PROBLEM = Copy out the data below as written; omit any images.

RECORDS SHOWN =
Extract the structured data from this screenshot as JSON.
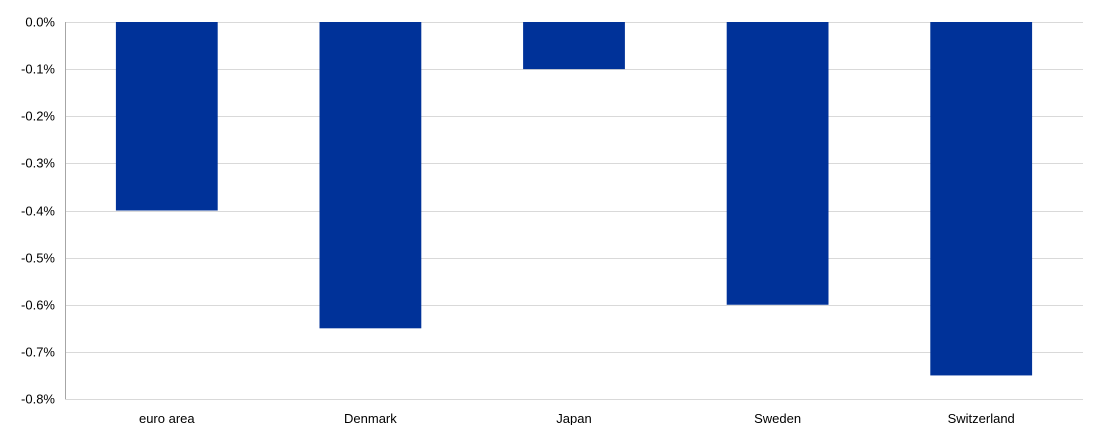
{
  "chart_data": {
    "type": "bar",
    "title": "",
    "xlabel": "",
    "ylabel": "",
    "categories": [
      "euro area",
      "Denmark",
      "Japan",
      "Sweden",
      "Switzerland"
    ],
    "values": [
      -0.4,
      -0.65,
      -0.1,
      -0.6,
      -0.75
    ],
    "unit": "%",
    "ylim": [
      -0.8,
      0.0
    ],
    "yticks": [
      0.0,
      -0.1,
      -0.2,
      -0.3,
      -0.4,
      -0.5,
      -0.6,
      -0.7,
      -0.8
    ],
    "ytick_labels": [
      "0.0%",
      "-0.1%",
      "-0.2%",
      "-0.3%",
      "-0.4%",
      "-0.5%",
      "-0.6%",
      "-0.7%",
      "-0.8%"
    ],
    "bar_color": "#003299",
    "grid": true,
    "legend": "none"
  }
}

WRITTEN RESPONSE =
Extract the structured data from this screenshot as JSON.
{
  "chart_data": {
    "type": "bar",
    "title": "",
    "xlabel": "",
    "ylabel": "",
    "categories": [
      "euro area",
      "Denmark",
      "Japan",
      "Sweden",
      "Switzerland"
    ],
    "values": [
      -0.4,
      -0.65,
      -0.1,
      -0.6,
      -0.75
    ],
    "unit": "%",
    "ylim": [
      -0.8,
      0.0
    ],
    "yticks": [
      0.0,
      -0.1,
      -0.2,
      -0.3,
      -0.4,
      -0.5,
      -0.6,
      -0.7,
      -0.8
    ],
    "ytick_labels": [
      "0.0%",
      "-0.1%",
      "-0.2%",
      "-0.3%",
      "-0.4%",
      "-0.5%",
      "-0.6%",
      "-0.7%",
      "-0.8%"
    ],
    "bar_color": "#003299",
    "grid": true,
    "legend": "none"
  }
}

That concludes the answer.